▶ **Data extracted from a collection**
- - -

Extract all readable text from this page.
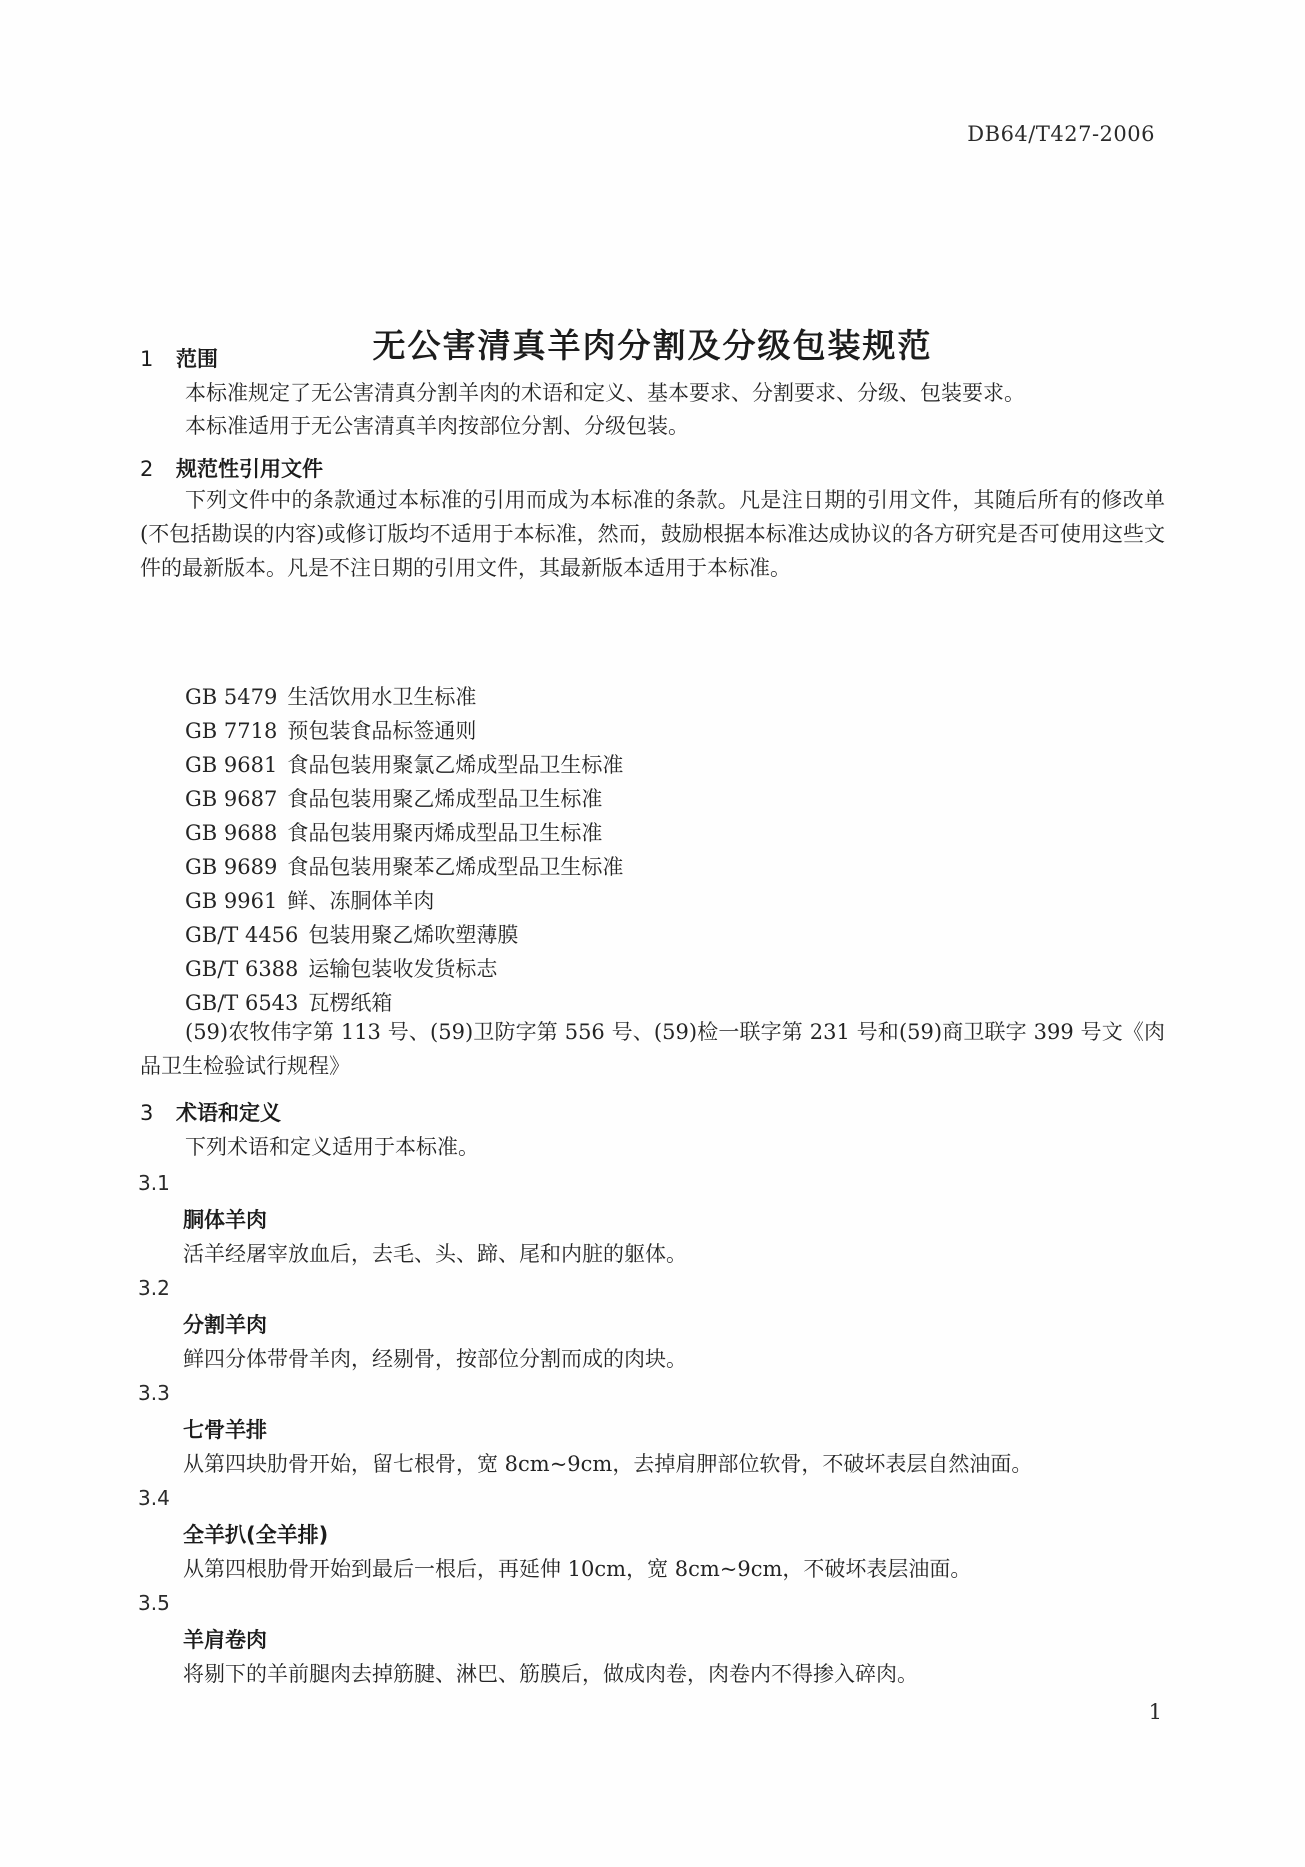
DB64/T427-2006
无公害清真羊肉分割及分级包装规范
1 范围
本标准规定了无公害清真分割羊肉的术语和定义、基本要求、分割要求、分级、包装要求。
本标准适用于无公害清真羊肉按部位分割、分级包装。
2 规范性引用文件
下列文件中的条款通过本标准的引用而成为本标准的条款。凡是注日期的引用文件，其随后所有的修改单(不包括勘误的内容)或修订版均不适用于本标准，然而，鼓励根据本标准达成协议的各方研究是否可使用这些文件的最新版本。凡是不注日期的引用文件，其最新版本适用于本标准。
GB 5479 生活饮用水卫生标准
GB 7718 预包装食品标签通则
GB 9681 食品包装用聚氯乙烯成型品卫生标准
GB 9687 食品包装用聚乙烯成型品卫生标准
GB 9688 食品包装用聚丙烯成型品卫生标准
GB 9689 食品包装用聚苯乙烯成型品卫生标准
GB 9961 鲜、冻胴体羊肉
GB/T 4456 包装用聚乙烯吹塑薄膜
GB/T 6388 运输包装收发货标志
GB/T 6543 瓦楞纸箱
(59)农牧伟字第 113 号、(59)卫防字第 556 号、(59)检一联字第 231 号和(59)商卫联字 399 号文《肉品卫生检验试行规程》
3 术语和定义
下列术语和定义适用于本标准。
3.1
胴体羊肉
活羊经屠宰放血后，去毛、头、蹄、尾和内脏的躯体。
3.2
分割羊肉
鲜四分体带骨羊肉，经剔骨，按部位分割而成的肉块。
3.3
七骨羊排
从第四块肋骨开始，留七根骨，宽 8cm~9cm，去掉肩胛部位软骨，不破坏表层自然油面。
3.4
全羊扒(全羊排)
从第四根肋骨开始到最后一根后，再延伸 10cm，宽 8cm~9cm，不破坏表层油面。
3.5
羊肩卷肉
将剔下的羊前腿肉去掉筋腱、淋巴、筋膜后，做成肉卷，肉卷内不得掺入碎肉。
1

- - -

Every record above should be written out again exactly; the pictures stay out of the copy.

Extract all readable text from this page.
DB64/T427-2006
无公害清真羊肉分割及分级包装规范
1 范围
本标准规定了无公害清真分割羊肉的术语和定义、基本要求、分割要求、分级、包装要求。
本标准适用于无公害清真羊肉按部位分割、分级包装。
2 规范性引用文件
下列文件中的条款通过本标准的引用而成为本标准的条款。凡是注日期的引用文件，其随后所有的修改单(不包括勘误的内容)或修订版均不适用于本标准，然而，鼓励根据本标准达成协议的各方研究是否可使用这些文件的最新版本。凡是不注日期的引用文件，其最新版本适用于本标准。
GB 5479 生活饮用水卫生标准
GB 7718 预包装食品标签通则
GB 9681 食品包装用聚氯乙烯成型品卫生标准
GB 9687 食品包装用聚乙烯成型品卫生标准
GB 9688 食品包装用聚丙烯成型品卫生标准
GB 9689 食品包装用聚苯乙烯成型品卫生标准
GB 9961 鲜、冻胴体羊肉
GB/T 4456 包装用聚乙烯吹塑薄膜
GB/T 6388 运输包装收发货标志
GB/T 6543 瓦楞纸箱
(59)农牧伟字第 113 号、(59)卫防字第 556 号、(59)检一联字第 231 号和(59)商卫联字 399 号文《肉品卫生检验试行规程》
3 术语和定义
下列术语和定义适用于本标准。
3.1
胴体羊肉
活羊经屠宰放血后，去毛、头、蹄、尾和内脏的躯体。
3.2
分割羊肉
鲜四分体带骨羊肉，经剔骨，按部位分割而成的肉块。
3.3
七骨羊排
从第四块肋骨开始，留七根骨，宽 8cm~9cm，去掉肩胛部位软骨，不破坏表层自然油面。
3.4
全羊扒(全羊排)
从第四根肋骨开始到最后一根后，再延伸 10cm，宽 8cm~9cm，不破坏表层油面。
3.5
羊肩卷肉
将剔下的羊前腿肉去掉筋腱、淋巴、筋膜后，做成肉卷，肉卷内不得掺入碎肉。
1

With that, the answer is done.